SHORT PROBLEM - Hunt for the word "label" across the entries below, copying each line that holds it.

INPUT MATERIAL -
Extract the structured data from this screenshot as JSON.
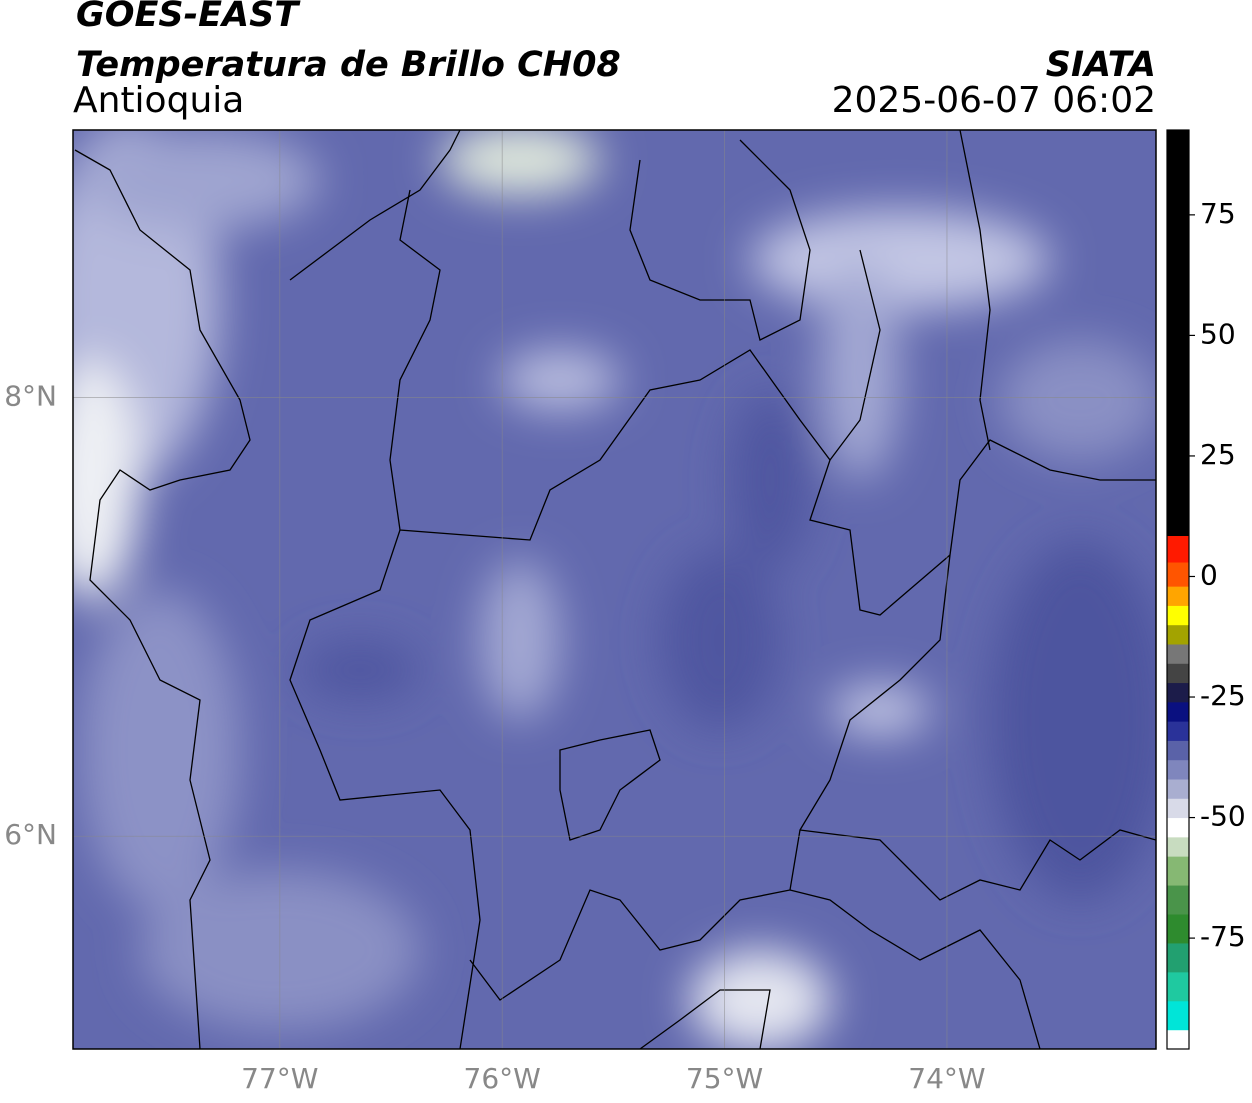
{
  "header": {
    "title": "GOES-EAST",
    "subtitle": "Temperatura de Brillo CH08",
    "region": "Antioquia",
    "source": "SIATA",
    "datetime": "2025-06-07 06:02"
  },
  "map": {
    "type": "map",
    "xlim": [
      -77.93,
      -73.06
    ],
    "ylim": [
      5.03,
      9.22
    ],
    "xticks": [
      {
        "value": -77,
        "label": "77°W"
      },
      {
        "value": -76,
        "label": "76°W"
      },
      {
        "value": -75,
        "label": "75°W"
      },
      {
        "value": -74,
        "label": "74°W"
      }
    ],
    "yticks": [
      {
        "value": 6,
        "label": "6°N"
      },
      {
        "value": 8,
        "label": "8°N"
      }
    ],
    "grid": true
  },
  "colorbar": {
    "lim": [
      -98,
      92.6
    ],
    "ticks": [
      75,
      50,
      25,
      0,
      -25,
      -50,
      -75
    ],
    "colors": [
      {
        "from": -98,
        "color": "#ffffff"
      },
      {
        "from": -94,
        "color": "#00e5d8"
      },
      {
        "from": -88,
        "color": "#1fc9a0"
      },
      {
        "from": -82,
        "color": "#22a070"
      },
      {
        "from": -76,
        "color": "#2e8b2e"
      },
      {
        "from": -70,
        "color": "#4a944a"
      },
      {
        "from": -64,
        "color": "#86b873"
      },
      {
        "from": -58,
        "color": "#c8dcc0"
      },
      {
        "from": -54,
        "color": "#ffffff"
      },
      {
        "from": -50,
        "color": "#d8dae8"
      },
      {
        "from": -46,
        "color": "#a9aed0"
      },
      {
        "from": -42,
        "color": "#7f86bd"
      },
      {
        "from": -38,
        "color": "#5a62a8"
      },
      {
        "from": -34,
        "color": "#2a3299"
      },
      {
        "from": -30,
        "color": "#0a1080"
      },
      {
        "from": -26,
        "color": "#1c1c4a"
      },
      {
        "from": -22,
        "color": "#444444"
      },
      {
        "from": -18,
        "color": "#777777"
      },
      {
        "from": -14,
        "color": "#a3a300"
      },
      {
        "from": -10,
        "color": "#ffff00"
      },
      {
        "from": -6,
        "color": "#ffa500"
      },
      {
        "from": -2,
        "color": "#ff5500"
      },
      {
        "from": 3,
        "color": "#ff1a00"
      },
      {
        "from": 8.5,
        "color": "#000000"
      }
    ]
  }
}
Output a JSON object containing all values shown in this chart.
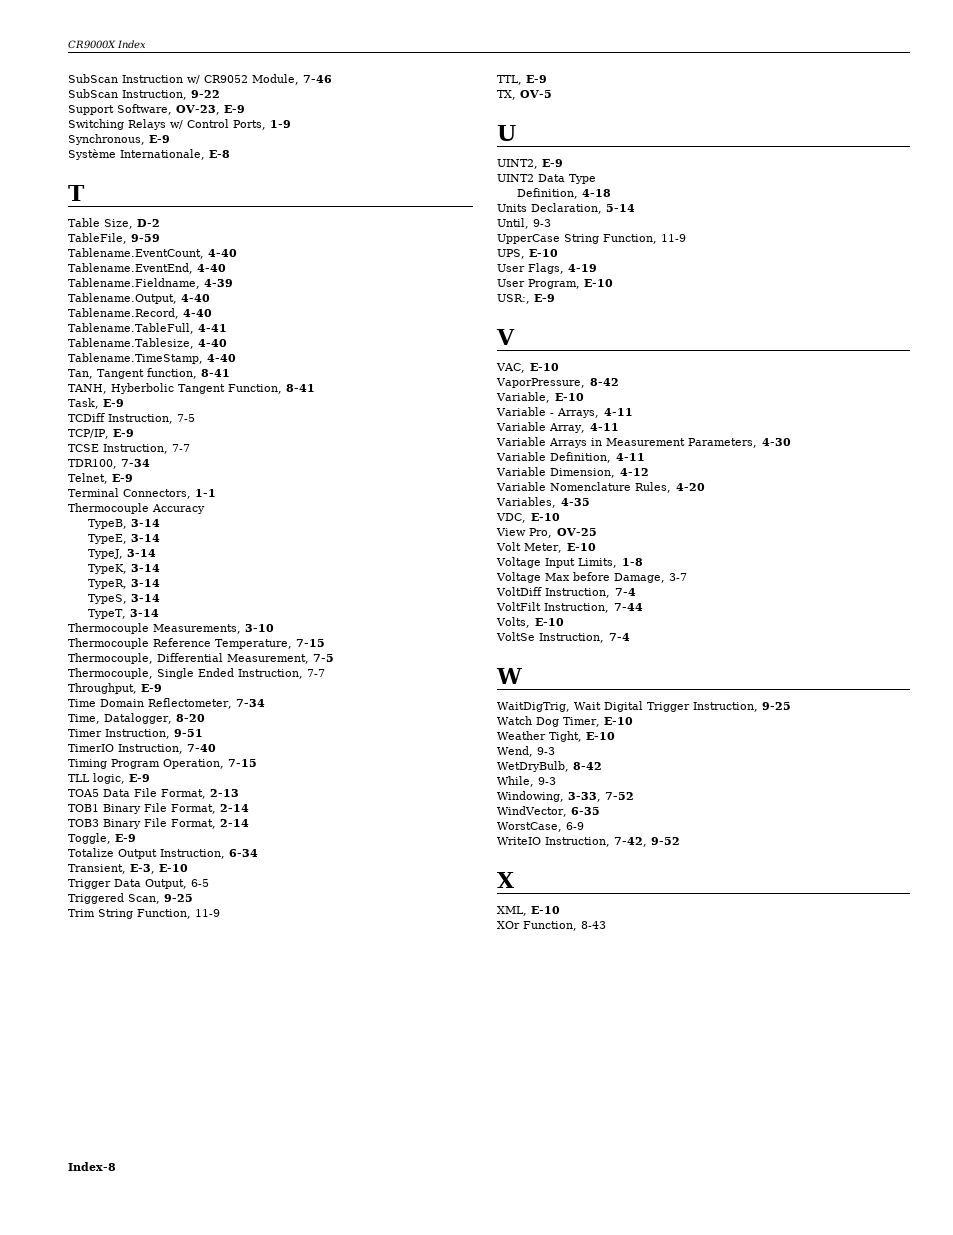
{
  "page_width": 9.54,
  "page_height": 12.35,
  "bg_color": "#ffffff",
  "header_text": "CR9000X Index",
  "footer_text": "Index-8",
  "left_column": [
    {
      "text": "SubScan Instruction w/ CR9052 Module, ",
      "bold_suffix": "7-46",
      "indent": 0
    },
    {
      "text": "SubScan Instruction, ",
      "bold_suffix": "9-22",
      "indent": 0
    },
    {
      "text": "Support Software, ",
      "bold_suffix": "OV-23",
      "extra": ", ",
      "bold_suffix2": "E-9",
      "indent": 0
    },
    {
      "text": "Switching Relays w/ Control Ports, ",
      "bold_suffix": "1-9",
      "indent": 0
    },
    {
      "text": "Synchronous, ",
      "bold_suffix": "E-9",
      "indent": 0
    },
    {
      "text": "Système Internationale, ",
      "bold_suffix": "E-8",
      "indent": 0
    },
    {
      "type": "section",
      "letter": "T"
    },
    {
      "text": "Table Size, ",
      "bold_suffix": "D-2",
      "indent": 0
    },
    {
      "text": "TableFile, ",
      "bold_suffix": "9-59",
      "indent": 0
    },
    {
      "text": "Tablename.EventCount, ",
      "bold_suffix": "4-40",
      "indent": 0
    },
    {
      "text": "Tablename.EventEnd, ",
      "bold_suffix": "4-40",
      "indent": 0
    },
    {
      "text": "Tablename.Fieldname, ",
      "bold_suffix": "4-39",
      "indent": 0
    },
    {
      "text": "Tablename.Output, ",
      "bold_suffix": "4-40",
      "indent": 0
    },
    {
      "text": "Tablename.Record, ",
      "bold_suffix": "4-40",
      "indent": 0
    },
    {
      "text": "Tablename.TableFull, ",
      "bold_suffix": "4-41",
      "indent": 0
    },
    {
      "text": "Tablename.Tablesize, ",
      "bold_suffix": "4-40",
      "indent": 0
    },
    {
      "text": "Tablename.TimeStamp, ",
      "bold_suffix": "4-40",
      "indent": 0
    },
    {
      "text": "Tan, Tangent function, ",
      "bold_suffix": "8-41",
      "indent": 0
    },
    {
      "text": "TANH, Hyberbolic Tangent Function, ",
      "bold_suffix": "8-41",
      "indent": 0
    },
    {
      "text": "Task, ",
      "bold_suffix": "E-9",
      "indent": 0
    },
    {
      "text": "TCDiff Instruction, 7-5",
      "indent": 0
    },
    {
      "text": "TCP/IP, ",
      "bold_suffix": "E-9",
      "indent": 0
    },
    {
      "text": "TCSE Instruction, 7-7",
      "indent": 0
    },
    {
      "text": "TDR100, ",
      "bold_suffix": "7-34",
      "indent": 0
    },
    {
      "text": "Telnet, ",
      "bold_suffix": "E-9",
      "indent": 0
    },
    {
      "text": "Terminal Connectors, ",
      "bold_suffix": "1-1",
      "indent": 0
    },
    {
      "text": "Thermocouple Accuracy",
      "indent": 0
    },
    {
      "text": "TypeB, ",
      "bold_suffix": "3-14",
      "indent": 1
    },
    {
      "text": "TypeE, ",
      "bold_suffix": "3-14",
      "indent": 1
    },
    {
      "text": "TypeJ, ",
      "bold_suffix": "3-14",
      "indent": 1
    },
    {
      "text": "TypeK, ",
      "bold_suffix": "3-14",
      "indent": 1
    },
    {
      "text": "TypeR, ",
      "bold_suffix": "3-14",
      "indent": 1
    },
    {
      "text": "TypeS, ",
      "bold_suffix": "3-14",
      "indent": 1
    },
    {
      "text": "TypeT, ",
      "bold_suffix": "3-14",
      "indent": 1
    },
    {
      "text": "Thermocouple Measurements, ",
      "bold_suffix": "3-10",
      "indent": 0
    },
    {
      "text": "Thermocouple Reference Temperature, ",
      "bold_suffix": "7-15",
      "indent": 0
    },
    {
      "text": "Thermocouple, Differential Measurement, ",
      "bold_suffix": "7-5",
      "indent": 0
    },
    {
      "text": "Thermocouple, Single Ended Instruction, 7-7",
      "indent": 0
    },
    {
      "text": "Throughput, ",
      "bold_suffix": "E-9",
      "indent": 0
    },
    {
      "text": "Time Domain Reflectometer, ",
      "bold_suffix": "7-34",
      "indent": 0
    },
    {
      "text": "Time, Datalogger, ",
      "bold_suffix": "8-20",
      "indent": 0
    },
    {
      "text": "Timer Instruction, ",
      "bold_suffix": "9-51",
      "indent": 0
    },
    {
      "text": "TimerIO Instruction, ",
      "bold_suffix": "7-40",
      "indent": 0
    },
    {
      "text": "Timing Program Operation, ",
      "bold_suffix": "7-15",
      "indent": 0
    },
    {
      "text": "TLL logic, ",
      "bold_suffix": "E-9",
      "indent": 0
    },
    {
      "text": "TOA5 Data File Format, ",
      "bold_suffix": "2-13",
      "indent": 0
    },
    {
      "text": "TOB1 Binary File Format, ",
      "bold_suffix": "2-14",
      "indent": 0
    },
    {
      "text": "TOB3 Binary File Format, ",
      "bold_suffix": "2-14",
      "indent": 0
    },
    {
      "text": "Toggle, ",
      "bold_suffix": "E-9",
      "indent": 0
    },
    {
      "text": "Totalize Output Instruction, ",
      "bold_suffix": "6-34",
      "indent": 0
    },
    {
      "text": "Transient, ",
      "bold_suffix": "E-3",
      "extra": ", ",
      "bold_suffix2": "E-10",
      "indent": 0
    },
    {
      "text": "Trigger Data Output, 6-5",
      "indent": 0
    },
    {
      "text": "Triggered Scan, ",
      "bold_suffix": "9-25",
      "indent": 0
    },
    {
      "text": "Trim String Function, 11-9",
      "indent": 0
    }
  ],
  "right_col_top": [
    {
      "text": "TTL, ",
      "bold_suffix": "E-9",
      "indent": 0
    },
    {
      "text": "TX, ",
      "bold_suffix": "OV-5",
      "indent": 0
    }
  ],
  "right_sections": [
    {
      "letter": "U",
      "items": [
        {
          "text": "UINT2, ",
          "bold_suffix": "E-9",
          "indent": 0
        },
        {
          "text": "UINT2 Data Type",
          "indent": 0
        },
        {
          "text": "Definition, ",
          "bold_suffix": "4-18",
          "indent": 1
        },
        {
          "text": "Units Declaration, ",
          "bold_suffix": "5-14",
          "indent": 0
        },
        {
          "text": "Until, 9-3",
          "indent": 0
        },
        {
          "text": "UpperCase String Function, 11-9",
          "indent": 0
        },
        {
          "text": "UPS, ",
          "bold_suffix": "E-10",
          "indent": 0
        },
        {
          "text": "User Flags, ",
          "bold_suffix": "4-19",
          "indent": 0
        },
        {
          "text": "User Program, ",
          "bold_suffix": "E-10",
          "indent": 0
        },
        {
          "text": "USR:, ",
          "bold_suffix": "E-9",
          "indent": 0
        }
      ]
    },
    {
      "letter": "V",
      "items": [
        {
          "text": "VAC, ",
          "bold_suffix": "E-10",
          "indent": 0
        },
        {
          "text": "VaporPressure, ",
          "bold_suffix": "8-42",
          "indent": 0
        },
        {
          "text": "Variable, ",
          "bold_suffix": "E-10",
          "indent": 0
        },
        {
          "text": "Variable - Arrays, ",
          "bold_suffix": "4-11",
          "indent": 0
        },
        {
          "text": "Variable Array, ",
          "bold_suffix": "4-11",
          "indent": 0
        },
        {
          "text": "Variable Arrays in Measurement Parameters, ",
          "bold_suffix": "4-30",
          "indent": 0
        },
        {
          "text": "Variable Definition, ",
          "bold_suffix": "4-11",
          "indent": 0
        },
        {
          "text": "Variable Dimension, ",
          "bold_suffix": "4-12",
          "indent": 0
        },
        {
          "text": "Variable Nomenclature Rules, ",
          "bold_suffix": "4-20",
          "indent": 0
        },
        {
          "text": "Variables, ",
          "bold_suffix": "4-35",
          "indent": 0
        },
        {
          "text": "VDC, ",
          "bold_suffix": "E-10",
          "indent": 0
        },
        {
          "text": "View Pro, ",
          "bold_suffix": "OV-25",
          "indent": 0
        },
        {
          "text": "Volt Meter, ",
          "bold_suffix": "E-10",
          "indent": 0
        },
        {
          "text": "Voltage Input Limits, ",
          "bold_suffix": "1-8",
          "indent": 0
        },
        {
          "text": "Voltage Max before Damage, 3-7",
          "indent": 0
        },
        {
          "text": "VoltDiff Instruction, ",
          "bold_suffix": "7-4",
          "indent": 0
        },
        {
          "text": "VoltFilt Instruction, ",
          "bold_suffix": "7-44",
          "indent": 0
        },
        {
          "text": "Volts, ",
          "bold_suffix": "E-10",
          "indent": 0
        },
        {
          "text": "VoltSe Instruction, ",
          "bold_suffix": "7-4",
          "indent": 0
        }
      ]
    },
    {
      "letter": "W",
      "items": [
        {
          "text": "WaitDigTrig, Wait Digital Trigger Instruction, ",
          "bold_suffix": "9-25",
          "indent": 0
        },
        {
          "text": "Watch Dog Timer, ",
          "bold_suffix": "E-10",
          "indent": 0
        },
        {
          "text": "Weather Tight, ",
          "bold_suffix": "E-10",
          "indent": 0
        },
        {
          "text": "Wend, 9-3",
          "indent": 0
        },
        {
          "text": "WetDryBulb, ",
          "bold_suffix": "8-42",
          "indent": 0
        },
        {
          "text": "While, 9-3",
          "indent": 0
        },
        {
          "text": "Windowing, ",
          "bold_suffix": "3-33",
          "extra": ", ",
          "bold_suffix2": "7-52",
          "indent": 0
        },
        {
          "text": "WindVector, ",
          "bold_suffix": "6-35",
          "indent": 0
        },
        {
          "text": "WorstCase, 6-9",
          "indent": 0
        },
        {
          "text": "WriteIO Instruction, ",
          "bold_suffix": "7-42",
          "extra": ", ",
          "bold_suffix2": "9-52",
          "indent": 0
        }
      ]
    },
    {
      "letter": "X",
      "items": [
        {
          "text": "XML, ",
          "bold_suffix": "E-10",
          "indent": 0
        },
        {
          "text": "XOr Function, 8-43",
          "indent": 0
        }
      ]
    }
  ]
}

RESPONSE BELOW -
        "label": "77°W"
        "label": "76°W"
        "label": "75°W"
        "label": "74°W"
        "label": "6°N"
        "label": "8°N"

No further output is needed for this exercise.